• Written instruction:
Copy out every line of the records where the string "description" occurs.

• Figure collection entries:
○ ○ ○ ○ ○ ○ ○
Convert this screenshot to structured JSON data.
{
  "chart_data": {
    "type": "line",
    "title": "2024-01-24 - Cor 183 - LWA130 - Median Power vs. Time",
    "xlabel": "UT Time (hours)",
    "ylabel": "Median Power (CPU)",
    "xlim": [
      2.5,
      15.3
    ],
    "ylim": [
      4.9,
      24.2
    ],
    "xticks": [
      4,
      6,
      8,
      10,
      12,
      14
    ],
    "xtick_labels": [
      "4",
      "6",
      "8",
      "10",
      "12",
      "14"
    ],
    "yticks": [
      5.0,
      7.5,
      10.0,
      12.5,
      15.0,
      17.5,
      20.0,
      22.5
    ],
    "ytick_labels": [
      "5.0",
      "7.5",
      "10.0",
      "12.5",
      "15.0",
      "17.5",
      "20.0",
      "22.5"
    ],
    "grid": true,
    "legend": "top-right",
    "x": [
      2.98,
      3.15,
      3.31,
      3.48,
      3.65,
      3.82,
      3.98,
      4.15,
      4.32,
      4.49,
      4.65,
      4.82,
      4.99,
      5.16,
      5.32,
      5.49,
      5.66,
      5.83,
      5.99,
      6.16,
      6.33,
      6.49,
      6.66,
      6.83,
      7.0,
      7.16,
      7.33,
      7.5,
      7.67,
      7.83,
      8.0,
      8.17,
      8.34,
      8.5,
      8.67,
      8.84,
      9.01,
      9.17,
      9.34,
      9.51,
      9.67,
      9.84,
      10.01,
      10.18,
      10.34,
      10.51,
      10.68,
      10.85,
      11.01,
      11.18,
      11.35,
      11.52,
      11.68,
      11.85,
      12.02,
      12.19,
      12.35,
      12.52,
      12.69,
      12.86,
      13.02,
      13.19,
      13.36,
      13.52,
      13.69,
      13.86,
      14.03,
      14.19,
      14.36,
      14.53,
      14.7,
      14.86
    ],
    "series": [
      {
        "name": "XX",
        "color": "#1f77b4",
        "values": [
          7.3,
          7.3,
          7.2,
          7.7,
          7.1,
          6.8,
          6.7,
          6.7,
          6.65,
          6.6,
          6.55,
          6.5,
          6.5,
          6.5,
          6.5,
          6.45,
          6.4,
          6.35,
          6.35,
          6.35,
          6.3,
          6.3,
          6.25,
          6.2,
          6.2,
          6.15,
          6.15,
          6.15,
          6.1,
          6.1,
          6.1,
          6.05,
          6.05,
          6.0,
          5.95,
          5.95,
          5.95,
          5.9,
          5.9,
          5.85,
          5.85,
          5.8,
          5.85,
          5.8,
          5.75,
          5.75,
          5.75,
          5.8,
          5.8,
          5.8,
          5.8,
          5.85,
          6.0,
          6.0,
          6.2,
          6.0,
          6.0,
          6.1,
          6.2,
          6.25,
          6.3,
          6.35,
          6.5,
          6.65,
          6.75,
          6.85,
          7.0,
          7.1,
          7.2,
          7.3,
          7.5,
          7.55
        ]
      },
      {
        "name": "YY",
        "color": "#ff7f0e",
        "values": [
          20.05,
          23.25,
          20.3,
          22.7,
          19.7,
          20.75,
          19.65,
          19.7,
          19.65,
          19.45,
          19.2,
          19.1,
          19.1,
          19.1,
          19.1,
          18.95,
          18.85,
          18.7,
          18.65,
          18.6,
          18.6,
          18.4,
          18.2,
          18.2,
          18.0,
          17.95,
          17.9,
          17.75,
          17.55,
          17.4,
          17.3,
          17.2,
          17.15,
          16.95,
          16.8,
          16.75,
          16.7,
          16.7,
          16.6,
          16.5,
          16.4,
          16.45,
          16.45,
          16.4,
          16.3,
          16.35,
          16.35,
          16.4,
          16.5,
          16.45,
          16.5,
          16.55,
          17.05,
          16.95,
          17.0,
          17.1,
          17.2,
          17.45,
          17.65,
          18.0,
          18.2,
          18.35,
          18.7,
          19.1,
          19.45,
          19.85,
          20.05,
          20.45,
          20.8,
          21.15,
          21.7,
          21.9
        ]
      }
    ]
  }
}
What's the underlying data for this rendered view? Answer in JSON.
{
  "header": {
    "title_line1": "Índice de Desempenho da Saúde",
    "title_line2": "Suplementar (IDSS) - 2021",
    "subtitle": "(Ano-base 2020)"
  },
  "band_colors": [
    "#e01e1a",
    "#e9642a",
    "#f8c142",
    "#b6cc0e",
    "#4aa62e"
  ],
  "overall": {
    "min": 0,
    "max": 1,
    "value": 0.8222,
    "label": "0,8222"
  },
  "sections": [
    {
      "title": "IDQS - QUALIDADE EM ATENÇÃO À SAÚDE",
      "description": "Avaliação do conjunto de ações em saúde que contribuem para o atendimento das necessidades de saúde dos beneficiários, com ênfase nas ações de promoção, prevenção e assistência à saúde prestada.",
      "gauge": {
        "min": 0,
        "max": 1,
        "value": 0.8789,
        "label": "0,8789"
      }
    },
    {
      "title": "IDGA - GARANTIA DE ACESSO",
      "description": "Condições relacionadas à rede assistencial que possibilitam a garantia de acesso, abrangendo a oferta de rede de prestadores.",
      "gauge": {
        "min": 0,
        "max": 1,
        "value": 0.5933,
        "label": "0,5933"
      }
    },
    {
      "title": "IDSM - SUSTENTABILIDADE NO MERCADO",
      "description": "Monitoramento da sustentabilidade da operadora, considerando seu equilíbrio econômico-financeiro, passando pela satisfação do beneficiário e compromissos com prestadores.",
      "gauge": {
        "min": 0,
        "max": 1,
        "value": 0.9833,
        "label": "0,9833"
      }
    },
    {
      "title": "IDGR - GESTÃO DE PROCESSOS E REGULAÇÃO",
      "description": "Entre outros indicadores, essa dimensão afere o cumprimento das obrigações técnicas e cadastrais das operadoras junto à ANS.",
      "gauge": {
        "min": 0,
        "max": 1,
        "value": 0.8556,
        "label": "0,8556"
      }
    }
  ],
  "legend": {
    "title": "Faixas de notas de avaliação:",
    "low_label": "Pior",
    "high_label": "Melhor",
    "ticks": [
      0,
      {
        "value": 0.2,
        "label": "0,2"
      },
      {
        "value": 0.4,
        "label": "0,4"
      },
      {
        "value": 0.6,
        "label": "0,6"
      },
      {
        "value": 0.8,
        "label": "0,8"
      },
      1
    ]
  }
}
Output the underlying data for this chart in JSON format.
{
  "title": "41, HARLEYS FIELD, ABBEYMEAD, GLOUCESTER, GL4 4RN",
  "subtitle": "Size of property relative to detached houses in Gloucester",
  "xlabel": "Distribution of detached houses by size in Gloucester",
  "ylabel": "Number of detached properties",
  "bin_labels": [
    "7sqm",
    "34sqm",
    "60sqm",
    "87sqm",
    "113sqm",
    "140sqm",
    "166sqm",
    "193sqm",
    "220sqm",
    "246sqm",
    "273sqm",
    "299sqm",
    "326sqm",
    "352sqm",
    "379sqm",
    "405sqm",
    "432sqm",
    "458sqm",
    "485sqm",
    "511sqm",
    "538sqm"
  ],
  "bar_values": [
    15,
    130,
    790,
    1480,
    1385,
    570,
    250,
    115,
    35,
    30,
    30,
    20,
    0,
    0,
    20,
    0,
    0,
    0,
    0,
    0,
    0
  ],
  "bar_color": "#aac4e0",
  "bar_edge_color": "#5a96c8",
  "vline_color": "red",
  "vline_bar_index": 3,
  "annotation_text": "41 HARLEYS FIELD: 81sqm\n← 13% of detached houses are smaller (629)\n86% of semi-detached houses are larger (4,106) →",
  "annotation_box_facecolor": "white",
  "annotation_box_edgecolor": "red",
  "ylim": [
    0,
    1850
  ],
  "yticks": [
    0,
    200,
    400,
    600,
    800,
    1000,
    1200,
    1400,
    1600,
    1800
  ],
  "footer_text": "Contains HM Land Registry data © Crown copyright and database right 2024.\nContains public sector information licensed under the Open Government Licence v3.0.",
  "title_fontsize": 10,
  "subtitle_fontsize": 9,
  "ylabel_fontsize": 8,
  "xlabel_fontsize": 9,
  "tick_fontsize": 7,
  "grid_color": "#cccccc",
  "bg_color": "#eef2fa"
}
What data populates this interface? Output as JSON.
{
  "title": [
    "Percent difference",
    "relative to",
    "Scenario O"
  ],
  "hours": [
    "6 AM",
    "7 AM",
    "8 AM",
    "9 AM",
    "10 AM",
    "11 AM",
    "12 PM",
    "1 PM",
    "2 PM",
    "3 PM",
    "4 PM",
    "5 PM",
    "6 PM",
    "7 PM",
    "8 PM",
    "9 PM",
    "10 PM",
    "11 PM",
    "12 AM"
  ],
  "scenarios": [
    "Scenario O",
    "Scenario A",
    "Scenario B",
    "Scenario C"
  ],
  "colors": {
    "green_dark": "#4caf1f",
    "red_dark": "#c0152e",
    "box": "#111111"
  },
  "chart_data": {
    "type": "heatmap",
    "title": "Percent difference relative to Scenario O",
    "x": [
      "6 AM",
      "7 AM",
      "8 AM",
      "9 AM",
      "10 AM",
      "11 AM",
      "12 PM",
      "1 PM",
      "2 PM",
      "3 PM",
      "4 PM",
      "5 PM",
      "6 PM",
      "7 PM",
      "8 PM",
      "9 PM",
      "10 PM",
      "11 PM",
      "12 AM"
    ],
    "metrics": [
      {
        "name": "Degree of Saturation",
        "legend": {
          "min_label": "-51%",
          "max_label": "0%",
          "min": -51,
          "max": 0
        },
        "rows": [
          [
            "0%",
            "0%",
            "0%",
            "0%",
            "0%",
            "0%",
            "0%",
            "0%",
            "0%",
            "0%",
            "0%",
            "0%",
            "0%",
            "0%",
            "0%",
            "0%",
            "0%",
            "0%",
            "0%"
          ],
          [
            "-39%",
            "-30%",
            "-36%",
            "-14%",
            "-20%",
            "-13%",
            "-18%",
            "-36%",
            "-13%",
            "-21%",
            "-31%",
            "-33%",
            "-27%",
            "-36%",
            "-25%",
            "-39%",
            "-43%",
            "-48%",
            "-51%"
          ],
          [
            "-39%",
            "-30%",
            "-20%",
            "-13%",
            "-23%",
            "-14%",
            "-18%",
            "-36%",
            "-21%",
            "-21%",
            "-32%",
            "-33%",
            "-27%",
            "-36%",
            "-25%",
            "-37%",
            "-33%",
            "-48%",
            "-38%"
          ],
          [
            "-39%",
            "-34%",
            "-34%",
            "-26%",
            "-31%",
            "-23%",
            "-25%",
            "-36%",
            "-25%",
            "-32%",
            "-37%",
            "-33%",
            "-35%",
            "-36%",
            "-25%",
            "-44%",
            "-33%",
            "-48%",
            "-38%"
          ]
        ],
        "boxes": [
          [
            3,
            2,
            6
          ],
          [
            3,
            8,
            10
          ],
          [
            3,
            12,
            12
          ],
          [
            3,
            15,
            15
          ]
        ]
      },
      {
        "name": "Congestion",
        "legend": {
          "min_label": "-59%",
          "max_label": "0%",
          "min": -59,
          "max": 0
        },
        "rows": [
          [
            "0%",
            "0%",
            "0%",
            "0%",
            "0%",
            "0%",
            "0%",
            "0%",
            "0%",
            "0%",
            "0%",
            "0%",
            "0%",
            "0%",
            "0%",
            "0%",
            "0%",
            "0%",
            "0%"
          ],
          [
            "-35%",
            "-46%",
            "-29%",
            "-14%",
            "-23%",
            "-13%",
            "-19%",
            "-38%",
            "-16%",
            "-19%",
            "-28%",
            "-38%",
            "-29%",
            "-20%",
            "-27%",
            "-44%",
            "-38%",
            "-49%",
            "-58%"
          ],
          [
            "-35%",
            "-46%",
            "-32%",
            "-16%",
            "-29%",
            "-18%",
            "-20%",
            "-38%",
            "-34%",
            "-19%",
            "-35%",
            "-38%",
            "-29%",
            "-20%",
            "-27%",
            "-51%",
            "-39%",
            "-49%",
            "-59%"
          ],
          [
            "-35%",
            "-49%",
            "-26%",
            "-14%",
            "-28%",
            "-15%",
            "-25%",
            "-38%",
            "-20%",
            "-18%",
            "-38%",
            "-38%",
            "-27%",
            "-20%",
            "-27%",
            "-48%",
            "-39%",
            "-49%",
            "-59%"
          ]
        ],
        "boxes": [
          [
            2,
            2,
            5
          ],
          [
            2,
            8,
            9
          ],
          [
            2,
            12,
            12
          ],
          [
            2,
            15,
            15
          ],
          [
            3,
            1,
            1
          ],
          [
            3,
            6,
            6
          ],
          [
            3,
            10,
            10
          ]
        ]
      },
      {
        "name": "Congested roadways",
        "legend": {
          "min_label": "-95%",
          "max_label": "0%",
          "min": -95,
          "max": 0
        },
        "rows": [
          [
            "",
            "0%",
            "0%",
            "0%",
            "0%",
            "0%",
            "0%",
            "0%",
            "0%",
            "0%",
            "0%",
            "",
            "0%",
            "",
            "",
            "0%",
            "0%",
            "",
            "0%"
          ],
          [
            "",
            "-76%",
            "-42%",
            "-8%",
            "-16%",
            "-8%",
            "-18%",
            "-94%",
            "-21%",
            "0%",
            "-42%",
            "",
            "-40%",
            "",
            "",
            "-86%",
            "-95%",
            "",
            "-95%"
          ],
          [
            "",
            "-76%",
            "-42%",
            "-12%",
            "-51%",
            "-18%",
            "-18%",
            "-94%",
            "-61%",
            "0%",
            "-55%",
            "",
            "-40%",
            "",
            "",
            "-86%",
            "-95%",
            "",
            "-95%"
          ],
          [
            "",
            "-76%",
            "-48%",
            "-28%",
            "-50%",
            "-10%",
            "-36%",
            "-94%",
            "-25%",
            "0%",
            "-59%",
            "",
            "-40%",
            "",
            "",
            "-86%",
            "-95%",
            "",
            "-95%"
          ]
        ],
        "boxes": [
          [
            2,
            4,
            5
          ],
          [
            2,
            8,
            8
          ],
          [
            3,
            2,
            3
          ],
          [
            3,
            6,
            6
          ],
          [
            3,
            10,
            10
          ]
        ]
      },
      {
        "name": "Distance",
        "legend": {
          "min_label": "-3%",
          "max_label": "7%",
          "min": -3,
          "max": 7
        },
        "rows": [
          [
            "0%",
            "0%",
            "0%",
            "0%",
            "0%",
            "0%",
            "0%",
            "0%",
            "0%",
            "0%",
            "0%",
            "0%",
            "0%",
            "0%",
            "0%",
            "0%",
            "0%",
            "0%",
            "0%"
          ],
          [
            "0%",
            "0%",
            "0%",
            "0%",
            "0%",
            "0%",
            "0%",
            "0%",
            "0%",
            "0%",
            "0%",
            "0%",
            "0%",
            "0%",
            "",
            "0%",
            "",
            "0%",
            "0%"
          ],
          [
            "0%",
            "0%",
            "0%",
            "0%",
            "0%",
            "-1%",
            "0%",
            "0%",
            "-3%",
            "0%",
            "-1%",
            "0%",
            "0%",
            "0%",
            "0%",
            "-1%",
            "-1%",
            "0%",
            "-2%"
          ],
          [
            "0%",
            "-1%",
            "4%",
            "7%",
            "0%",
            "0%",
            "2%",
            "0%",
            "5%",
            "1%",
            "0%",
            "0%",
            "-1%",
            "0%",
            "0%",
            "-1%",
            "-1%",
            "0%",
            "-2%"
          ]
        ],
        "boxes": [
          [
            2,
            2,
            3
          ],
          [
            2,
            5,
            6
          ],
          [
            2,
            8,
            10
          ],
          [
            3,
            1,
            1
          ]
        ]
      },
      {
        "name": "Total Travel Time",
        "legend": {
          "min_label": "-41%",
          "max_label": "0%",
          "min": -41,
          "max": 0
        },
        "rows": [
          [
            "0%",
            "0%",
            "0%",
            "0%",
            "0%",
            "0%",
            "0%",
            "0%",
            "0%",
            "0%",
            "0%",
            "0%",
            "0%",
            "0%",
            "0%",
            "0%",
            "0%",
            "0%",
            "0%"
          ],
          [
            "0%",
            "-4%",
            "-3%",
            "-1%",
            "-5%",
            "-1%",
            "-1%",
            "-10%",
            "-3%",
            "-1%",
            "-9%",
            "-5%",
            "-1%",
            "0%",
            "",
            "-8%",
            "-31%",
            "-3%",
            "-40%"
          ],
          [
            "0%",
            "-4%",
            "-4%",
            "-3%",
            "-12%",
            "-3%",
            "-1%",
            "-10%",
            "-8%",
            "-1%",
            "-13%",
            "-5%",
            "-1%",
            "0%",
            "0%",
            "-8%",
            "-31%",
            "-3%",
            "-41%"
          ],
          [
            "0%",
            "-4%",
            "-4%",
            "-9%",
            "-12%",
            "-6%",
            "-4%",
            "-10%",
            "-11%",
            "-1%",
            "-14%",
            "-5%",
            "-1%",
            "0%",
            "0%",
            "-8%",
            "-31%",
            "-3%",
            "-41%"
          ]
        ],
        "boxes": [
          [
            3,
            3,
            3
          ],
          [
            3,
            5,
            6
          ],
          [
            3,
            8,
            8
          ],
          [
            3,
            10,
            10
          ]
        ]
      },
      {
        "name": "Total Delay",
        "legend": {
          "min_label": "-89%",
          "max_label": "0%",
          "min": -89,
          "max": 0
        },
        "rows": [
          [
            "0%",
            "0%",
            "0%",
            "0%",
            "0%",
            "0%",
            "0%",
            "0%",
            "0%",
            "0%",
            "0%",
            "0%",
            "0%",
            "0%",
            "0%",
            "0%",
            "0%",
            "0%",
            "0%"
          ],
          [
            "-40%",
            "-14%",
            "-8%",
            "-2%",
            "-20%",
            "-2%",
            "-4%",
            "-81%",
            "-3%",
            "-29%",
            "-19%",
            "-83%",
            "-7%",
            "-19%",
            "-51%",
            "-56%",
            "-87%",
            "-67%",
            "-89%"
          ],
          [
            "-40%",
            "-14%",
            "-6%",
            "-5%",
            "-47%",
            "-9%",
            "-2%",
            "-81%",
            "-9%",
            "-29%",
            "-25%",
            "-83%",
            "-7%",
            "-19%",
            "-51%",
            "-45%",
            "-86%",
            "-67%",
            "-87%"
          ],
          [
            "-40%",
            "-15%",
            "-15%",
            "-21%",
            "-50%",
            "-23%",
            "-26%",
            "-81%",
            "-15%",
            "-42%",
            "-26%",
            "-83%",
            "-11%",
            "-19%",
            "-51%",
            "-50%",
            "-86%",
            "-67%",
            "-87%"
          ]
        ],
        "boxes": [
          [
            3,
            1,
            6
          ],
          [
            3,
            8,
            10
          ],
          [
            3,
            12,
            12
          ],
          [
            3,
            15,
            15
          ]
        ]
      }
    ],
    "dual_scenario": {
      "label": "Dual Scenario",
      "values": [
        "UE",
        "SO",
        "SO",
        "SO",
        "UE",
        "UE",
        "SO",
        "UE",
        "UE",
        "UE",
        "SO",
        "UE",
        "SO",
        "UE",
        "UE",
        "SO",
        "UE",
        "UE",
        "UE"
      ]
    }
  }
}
○ ○ ○ ○ ○ ○ ○
• Output below:
      "description": "Avaliação do conjunto de ações em saúde que contribuem para o atendimento das necessidades de saúde dos beneficiários, com ênfase nas ações de promoção, prevenção e assistência à saúde prestada.",
      "description": "Condições relacionadas à rede assistencial que possibilitam a garantia de acesso, abrangendo a oferta de rede de prestadores.",
      "description": "Monitoramento da sustentabilidade da operadora, considerando seu equilíbrio econômico-financeiro, passando pela satisfação do beneficiário e compromissos com prestadores.",
      "description": "Entre outros indicadores, essa dimensão afere o cumprimento das obrigações técnicas e cadastrais das operadoras junto à ANS.",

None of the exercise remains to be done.